Figure data in JSON:

┄┄┄┄┄┄┄┄┄┄

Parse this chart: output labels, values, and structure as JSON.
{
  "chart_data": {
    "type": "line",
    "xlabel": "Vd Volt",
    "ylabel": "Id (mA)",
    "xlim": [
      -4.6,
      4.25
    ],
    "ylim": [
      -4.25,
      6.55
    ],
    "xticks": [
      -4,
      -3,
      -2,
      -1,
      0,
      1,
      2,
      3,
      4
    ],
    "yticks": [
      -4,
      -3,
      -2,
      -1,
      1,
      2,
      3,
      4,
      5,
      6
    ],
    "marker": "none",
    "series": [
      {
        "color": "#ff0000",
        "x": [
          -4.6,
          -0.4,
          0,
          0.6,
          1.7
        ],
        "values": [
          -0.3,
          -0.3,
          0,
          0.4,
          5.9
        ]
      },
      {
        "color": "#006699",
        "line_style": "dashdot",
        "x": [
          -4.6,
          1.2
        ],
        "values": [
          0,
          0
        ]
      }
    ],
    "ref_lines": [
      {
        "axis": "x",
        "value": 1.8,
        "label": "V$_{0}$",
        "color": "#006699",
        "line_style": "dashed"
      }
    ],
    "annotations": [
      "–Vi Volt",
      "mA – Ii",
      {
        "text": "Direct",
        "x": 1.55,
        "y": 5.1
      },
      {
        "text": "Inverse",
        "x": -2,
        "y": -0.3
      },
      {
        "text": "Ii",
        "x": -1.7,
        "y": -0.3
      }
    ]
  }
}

┄┄┄┄┄┄┄┄┄┄

▶ _Exercise prompt_:
Restate the whole listing exactly, leaving out nothing.

▶ _Response_:
Parse this chart: output labels, values, and structure as JSON.
{
  "chart_data": {
    "type": "line",
    "xlabel": "Vd Volt",
    "ylabel": "Id (mA)",
    "xlim": [
      -4.6,
      4.25
    ],
    "ylim": [
      -4.25,
      6.55
    ],
    "xticks": [
      -4,
      -3,
      -2,
      -1,
      0,
      1,
      2,
      3,
      4
    ],
    "yticks": [
      -4,
      -3,
      -2,
      -1,
      1,
      2,
      3,
      4,
      5,
      6
    ],
    "marker": "none",
    "series": [
      {
        "color": "#ff0000",
        "x": [
          -4.6,
          -0.4,
          0,
          0.6,
          1.7
        ],
        "values": [
          -0.3,
          -0.3,
          0,
          0.4,
          5.9
        ]
      },
      {
        "color": "#006699",
        "line_style": "dashdot",
        "x": [
          -4.6,
          1.2
        ],
        "values": [
          0,
          0
        ]
      }
    ],
    "ref_lines": [
      {
        "axis": "x",
        "value": 1.8,
        "label": "V$_{0}$",
        "color": "#006699",
        "line_style": "dashed"
      }
    ],
    "annotations": [
      "–Vi Volt",
      "mA – Ii",
      {
        "text": "Direct",
        "x": 1.55,
        "y": 5.1
      },
      {
        "text": "Inverse",
        "x": -2,
        "y": -0.3
      },
      {
        "text": "Ii",
        "x": -1.7,
        "y": -0.3
      }
    ]
  }
}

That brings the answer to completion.